Can you transcribe every line exactly and leave the pictures behind?
— Start of Record extracts —
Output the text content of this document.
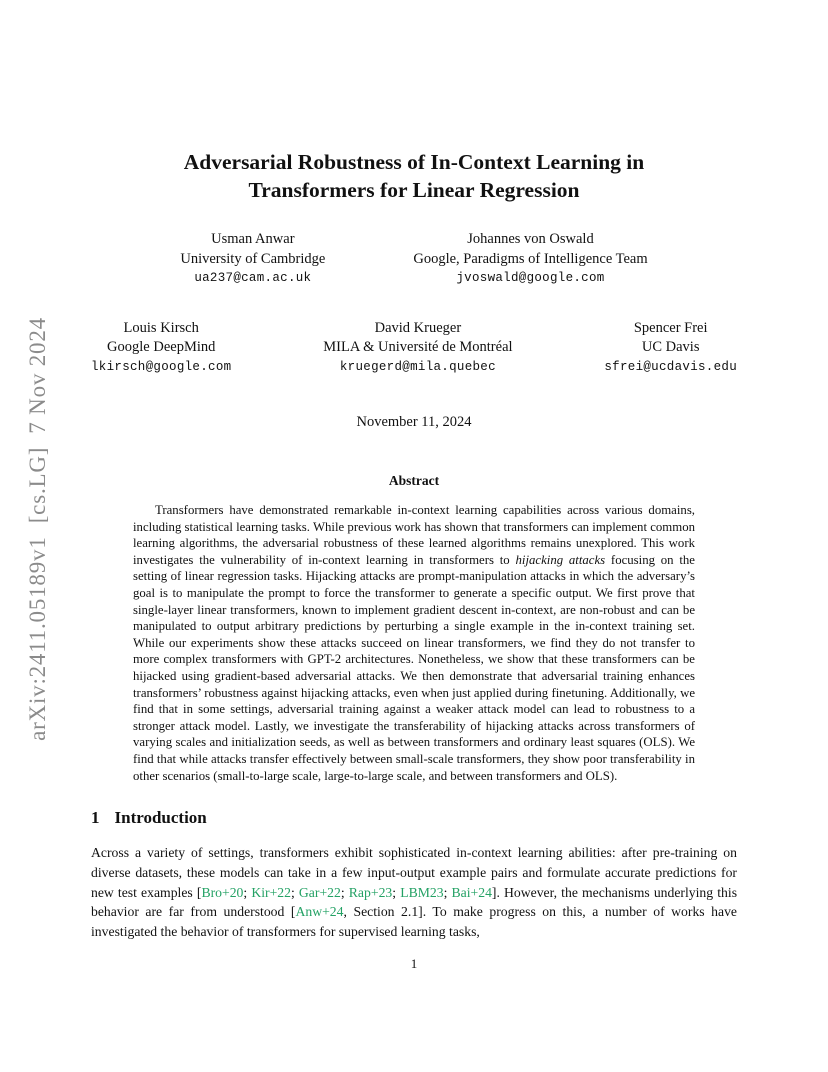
arXiv:2411.05189v1  [cs.LG]  7 Nov 2024
Adversarial Robustness of In-Context Learning in
Transformers for Linear Regression
Usman Anwar
University of Cambridge
ua237@cam.ac.uk
Johannes von Oswald
Google, Paradigms of Intelligence Team
jvoswald@google.com
Louis Kirsch
Google DeepMind
lkirsch@google.com
David Krueger
MILA & Université de Montréal
kruegerd@mila.quebec
Spencer Frei
UC Davis
sfrei@ucdavis.edu
November 11, 2024
Abstract
Transformers have demonstrated remarkable in-context learning capabilities across various domains, including statistical learning tasks. While previous work has shown that transformers can implement common learning algorithms, the adversarial robustness of these learned algorithms remains unexplored. This work investigates the vulnerability of in-context learning in transformers to hijacking attacks focusing on the setting of linear regression tasks. Hijacking attacks are prompt-manipulation attacks in which the adversary’s goal is to manipulate the prompt to force the transformer to generate a specific output. We first prove that single-layer linear transformers, known to implement gradient descent in-context, are non-robust and can be manipulated to output arbitrary predictions by perturbing a single example in the in-context training set. While our experiments show these attacks succeed on linear transformers, we find they do not transfer to more complex transformers with GPT-2 architectures. Nonetheless, we show that these transformers can be hijacked using gradient-based adversarial attacks. We then demonstrate that adversarial training enhances transformers’ robustness against hijacking attacks, even when just applied during finetuning. Additionally, we find that in some settings, adversarial training against a weaker attack model can lead to robustness to a stronger attack model. Lastly, we investigate the transferability of hijacking attacks across transformers of varying scales and initialization seeds, as well as between transformers and ordinary least squares (OLS). We find that while attacks transfer effectively between small-scale transformers, they show poor transferability in other scenarios (small-to-large scale, large-to-large scale, and between transformers and OLS).
1 Introduction
Across a variety of settings, transformers exhibit sophisticated in-context learning abilities: after pre-training on diverse datasets, these models can take in a few input-output example pairs and formulate accurate predictions for new test examples [Bro+20; Kir+22; Gar+22; Rap+23; LBM23; Bai+24]. However, the mechanisms underlying this behavior are far from understood [Anw+24, Section 2.1]. To make progress on this, a number of works have investigated the behavior of transformers for supervised learning tasks,
1
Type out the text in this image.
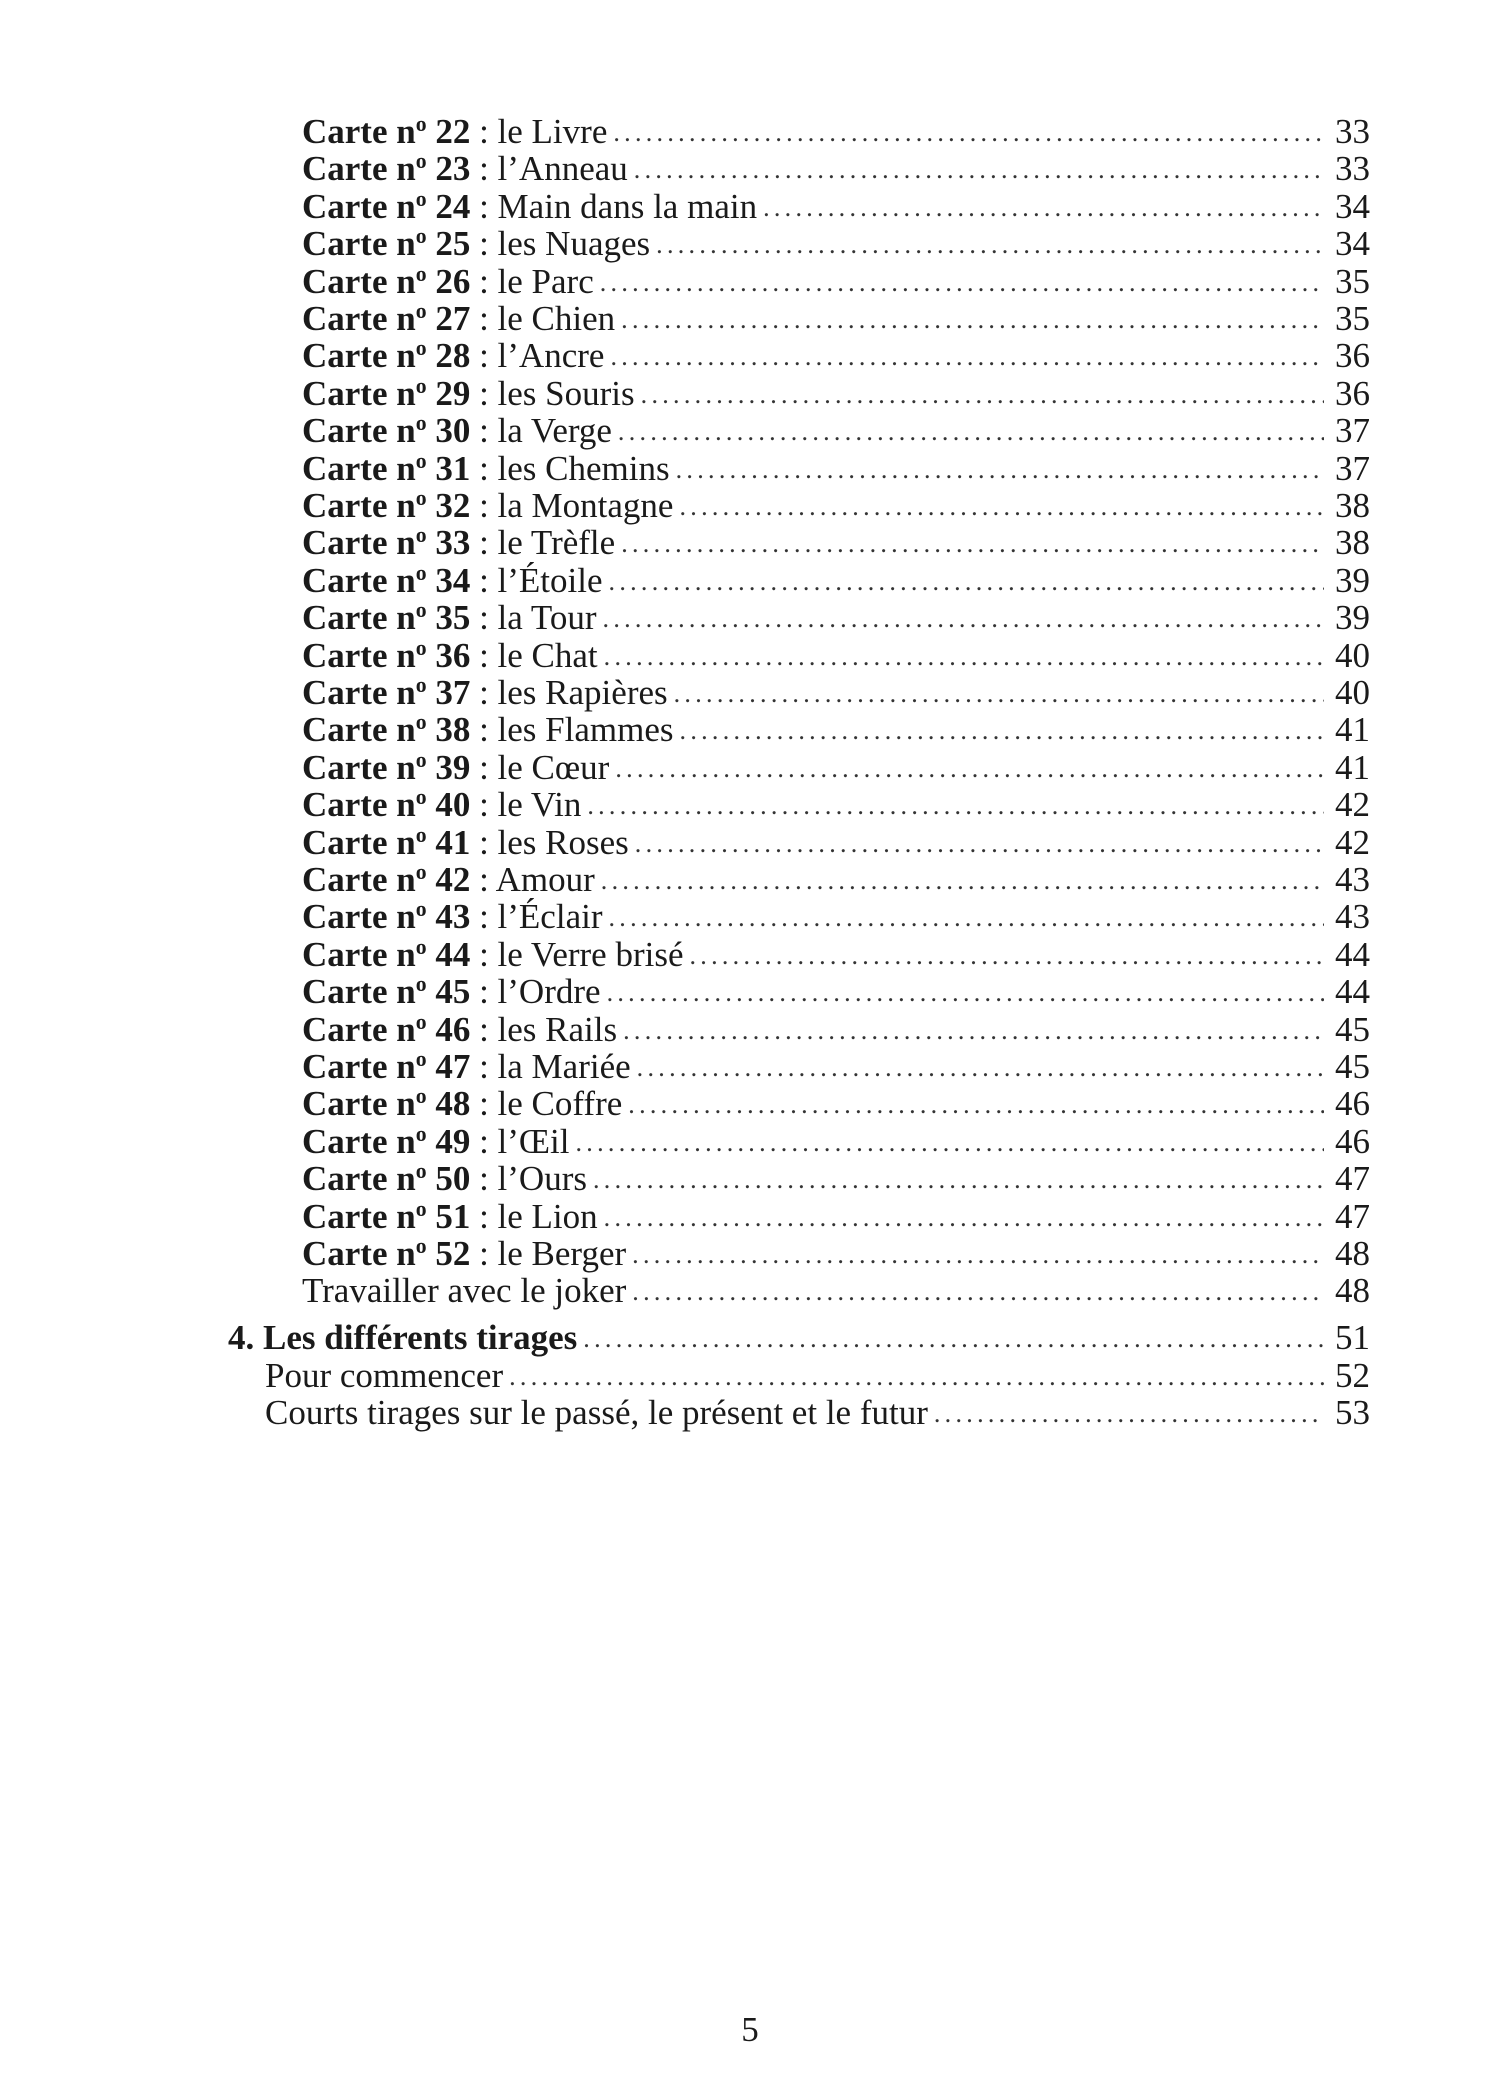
Carte $n^o$ 22 : le Livre .....	33
Carte $n^o$ 23 : l’Anneau .....	33
Carte $n^o$ 24 : Main dans la main .....	34
Carte $n^o$ 25 : les Nuages .....	34
Carte $n^o$ 26 : le Parc .....	35
Carte $n^o$ 27 : le Chien .....	35
Carte $n^o$ 28 : l’Ancre .....	36
Carte $n^o$ 29 : les Souris .....	36
Carte $n^o$ 30 : la Verge .....	37
Carte $n^o$ 31 : les Chemins .....	37
Carte $n^o$ 32 : la Montagne .....	38
Carte $n^o$ 33 : le Trèfle .....	38
Carte $n^o$ 34 : l’Étoile .....	39
Carte $n^o$ 35 : la Tour .....	39
Carte $n^o$ 36 : le Chat .....	40
Carte $n^o$ 37 : les Rapières .....	40
Carte $n^o$ 38 : les Flammes .....	41
Carte $n^o$ 39 : le Cœur .....	41
Carte $n^o$ 40 : le Vin .....	42
Carte $n^o$ 41 : les Roses .....	42
Carte $n^o$ 42 : Amour .....	43
Carte $n^o$ 43 : l’Éclair .....	43
Carte $n^o$ 44 : le Verre brisé .....	44
Carte $n^o$ 45 : l’Ordre .....	44
Carte $n^o$ 46 : les Rails .....	45
Carte $n^o$ 47 : la Mariée .....	45
Carte $n^o$ 48 : le Coffre .....	46
Carte $n^o$ 49 : l’Œil .....	46
Carte $n^o$ 50 : l’Ours .....	47
Carte $n^o$ 51 : le Lion .....	47
Carte $n^o$ 52 : le Berger .....	48
Travailler avec le joker .....	48
4. Les différents tirages .....	51
Pour commencer .....	52
Courts tirages sur le passé, le présent et le futur .....	53
5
— End of Record extracts —
# Solution to this problem
Output the text content of this document.
arXiv:2411.05189v1  [cs.LG]  7 Nov 2024
Adversarial Robustness of In-Context Learning in
Transformers for Linear Regression
Usman Anwar
University of Cambridge
ua237@cam.ac.uk
Johannes von Oswald
Google, Paradigms of Intelligence Team
jvoswald@google.com
Louis Kirsch
Google DeepMind
lkirsch@google.com
David Krueger
MILA & Université de Montréal
kruegerd@mila.quebec
Spencer Frei
UC Davis
sfrei@ucdavis.edu
November 11, 2024
Abstract
Transformers have demonstrated remarkable in-context learning capabilities across various domains, including statistical learning tasks. While previous work has shown that transformers can implement common learning algorithms, the adversarial robustness of these learned algorithms remains unexplored. This work investigates the vulnerability of in-context learning in transformers to hijacking attacks focusing on the setting of linear regression tasks. Hijacking attacks are prompt-manipulation attacks in which the adversary’s goal is to manipulate the prompt to force the transformer to generate a specific output. We first prove that single-layer linear transformers, known to implement gradient descent in-context, are non-robust and can be manipulated to output arbitrary predictions by perturbing a single example in the in-context training set. While our experiments show these attacks succeed on linear transformers, we find they do not transfer to more complex transformers with GPT-2 architectures. Nonetheless, we show that these transformers can be hijacked using gradient-based adversarial attacks. We then demonstrate that adversarial training enhances transformers’ robustness against hijacking attacks, even when just applied during finetuning. Additionally, we find that in some settings, adversarial training against a weaker attack model can lead to robustness to a stronger attack model. Lastly, we investigate the transferability of hijacking attacks across transformers of varying scales and initialization seeds, as well as between transformers and ordinary least squares (OLS). We find that while attacks transfer effectively between small-scale transformers, they show poor transferability in other scenarios (small-to-large scale, large-to-large scale, and between transformers and OLS).
1 Introduction
Across a variety of settings, transformers exhibit sophisticated in-context learning abilities: after pre-training on diverse datasets, these models can take in a few input-output example pairs and formulate accurate predictions for new test examples [Bro+20; Kir+22; Gar+22; Rap+23; LBM23; Bai+24]. However, the mechanisms underlying this behavior are far from understood [Anw+24, Section 2.1]. To make progress on this, a number of works have investigated the behavior of transformers for supervised learning tasks,
1
Type out the text in this image.
Carte $n^o$ 22 : le Livre .....	33
Carte $n^o$ 23 : l’Anneau .....	33
Carte $n^o$ 24 : Main dans la main .....	34
Carte $n^o$ 25 : les Nuages .....	34
Carte $n^o$ 26 : le Parc .....	35
Carte $n^o$ 27 : le Chien .....	35
Carte $n^o$ 28 : l’Ancre .....	36
Carte $n^o$ 29 : les Souris .....	36
Carte $n^o$ 30 : la Verge .....	37
Carte $n^o$ 31 : les Chemins .....	37
Carte $n^o$ 32 : la Montagne .....	38
Carte $n^o$ 33 : le Trèfle .....	38
Carte $n^o$ 34 : l’Étoile .....	39
Carte $n^o$ 35 : la Tour .....	39
Carte $n^o$ 36 : le Chat .....	40
Carte $n^o$ 37 : les Rapières .....	40
Carte $n^o$ 38 : les Flammes .....	41
Carte $n^o$ 39 : le Cœur .....	41
Carte $n^o$ 40 : le Vin .....	42
Carte $n^o$ 41 : les Roses .....	42
Carte $n^o$ 42 : Amour .....	43
Carte $n^o$ 43 : l’Éclair .....	43
Carte $n^o$ 44 : le Verre brisé .....	44
Carte $n^o$ 45 : l’Ordre .....	44
Carte $n^o$ 46 : les Rails .....	45
Carte $n^o$ 47 : la Mariée .....	45
Carte $n^o$ 48 : le Coffre .....	46
Carte $n^o$ 49 : l’Œil .....	46
Carte $n^o$ 50 : l’Ours .....	47
Carte $n^o$ 51 : le Lion .....	47
Carte $n^o$ 52 : le Berger .....	48
Travailler avec le joker .....	48
4. Les différents tirages .....	51
Pour commencer .....	52
Courts tirages sur le passé, le présent et le futur .....	53
5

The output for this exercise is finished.